Instruction -> Return a copy of every line in the records that includes the word "เฉพาะเจาะจง".

========================================================================

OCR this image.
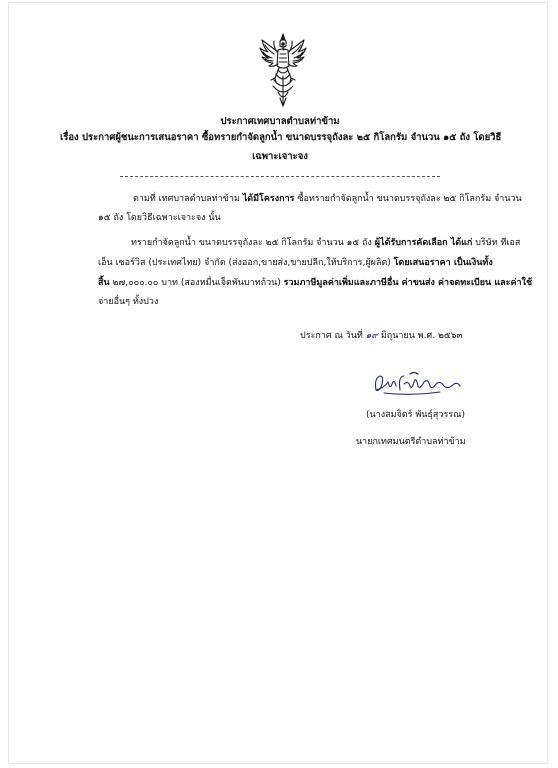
ประกาศเทศบาลตำบลท่าข้าม
เรื่อง ประกาศผู้ชนะการเสนอราคา ซื้อทรายกำจัดลูกน้ำ ขนาดบรรจุถังละ ๒๕ กิโลกรัม จำนวน ๑๕ ถัง โดยวิธี
เฉพาะเจาะจง
ตามที่ เทศบาลตำบลท่าข้าม ได้มีโครงการ ซื้อทรายกำจัดลูกน้ำ ขนาดบรรจุถังละ ๒๕ กิโลกรัม จำนวน
๑๕ ถัง โดยวิธีเฉพาะเจาะจง นั้น
ทรายกำจัดลูกน้ำ ขนาดบรรจุถังละ ๒๕ กิโลกรัม จำนวน ๑๕ ถัง ผู้ได้รับการคัดเลือก ได้แก่ บริษัท ทีเอส
เอ็น เซอร์วิส (ประเทศไทย) จำกัด (ส่งออก,ขายส่ง,ขายปลีก,ให้บริการ,ผู้ผลิต) โดยเสนอราคา เป็นเงินทั้ง
สิ้น ๒๗,๐๐๐.๐๐ บาท (สองหมื่นเจ็ดพันบาทถ้วน) รวมภาษีมูลค่าเพิ่มและภาษีอื่น ค่าขนส่ง ค่าจดทะเบียน และค่าใช้
จ่ายอื่นๆ ทั้งปวง
ประกาศ ณ วันที่ ๑๙ มิถุนายน พ.ศ. ๒๕๖๓
(นางสมจิตร์ พันธุ์สุวรรณ)
นายกเทศมนตรีตำบลท่าข้าม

========================================================================

Finished task ->
เฉพาะเจาะจง
๑๕ ถัง โดยวิธีเฉพาะเจาะจง นั้น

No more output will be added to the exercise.